[Saved data entries]

* BEGIN *

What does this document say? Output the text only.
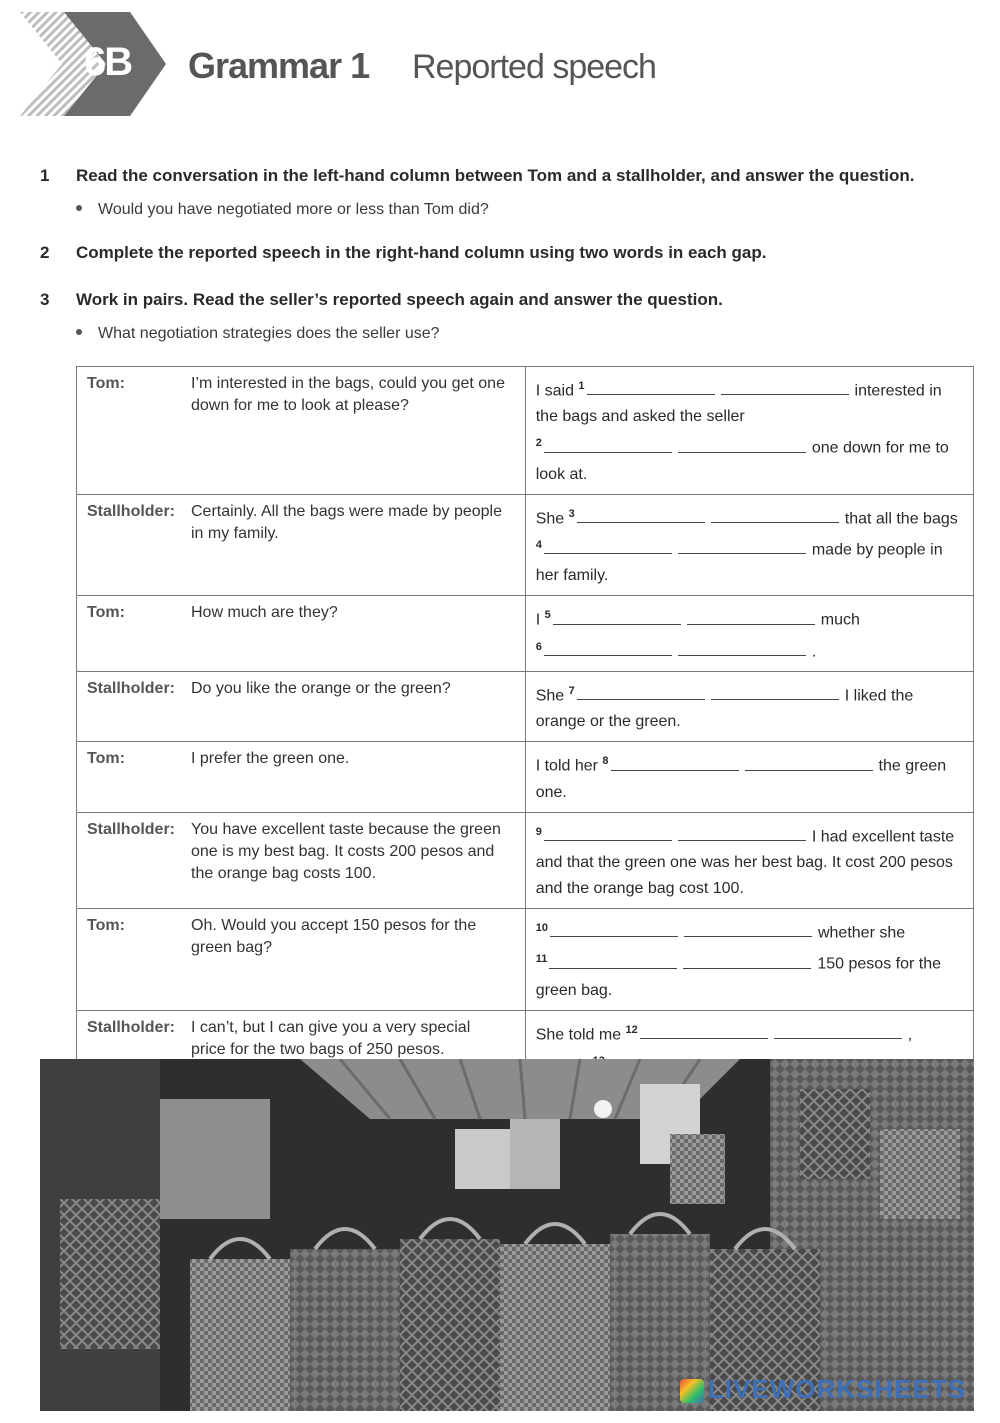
6B Grammar 1 Reported speech
1 Read the conversation in the left-hand column between Tom and a stallholder, and answer the question.
Would you have negotiated more or less than Tom did?
2 Complete the reported speech in the right-hand column using two words in each gap.
3 Work in pairs. Read the seller’s reported speech again and answer the question.
What negotiation strategies does the seller use?
Tom: I’m interested in the bags, could you get one down for me to look at please?	I said $^1$ interested in the bags and asked the seller
$^2$ one down for me to look at.
Stallholder: Certainly. All the bags were made by people in my family.	She $^3$ that all the bags $^4$ made by people in her family.
Tom: How much are they?	I $^5$ much
$^6$ .
Stallholder: Do you like the orange or the green?	She $^7$ I liked the orange or the green.
Tom: I prefer the green one.	I told her $^8$ the green one.
Stallholder: You have excellent taste because the green one is my best bag. It costs 200 pesos and the orange bag costs 100.	$^9$ I had excellent taste and that the green one was her best bag. It cost 200 pesos and the orange bag cost 100.
Tom: Oh. Would you accept 150 pesos for the green bag?	$^{10}$ whether she
$^{11}$ 150 pesos for the green bag.
Stallholder: I can’t, but I can give you a very special price for the two bags of 250 pesos.	She told me $^{12}$ ,

LIVEWORKSHEETS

* END *

### [Problem details]
Gather all the lines that include the word "answer" and copy them out.

### [Expected output]
1 Read the conversation in the left-hand column between Tom and a stallholder, and answer the question.
3 Work in pairs. Read the seller’s reported speech again and answer the question.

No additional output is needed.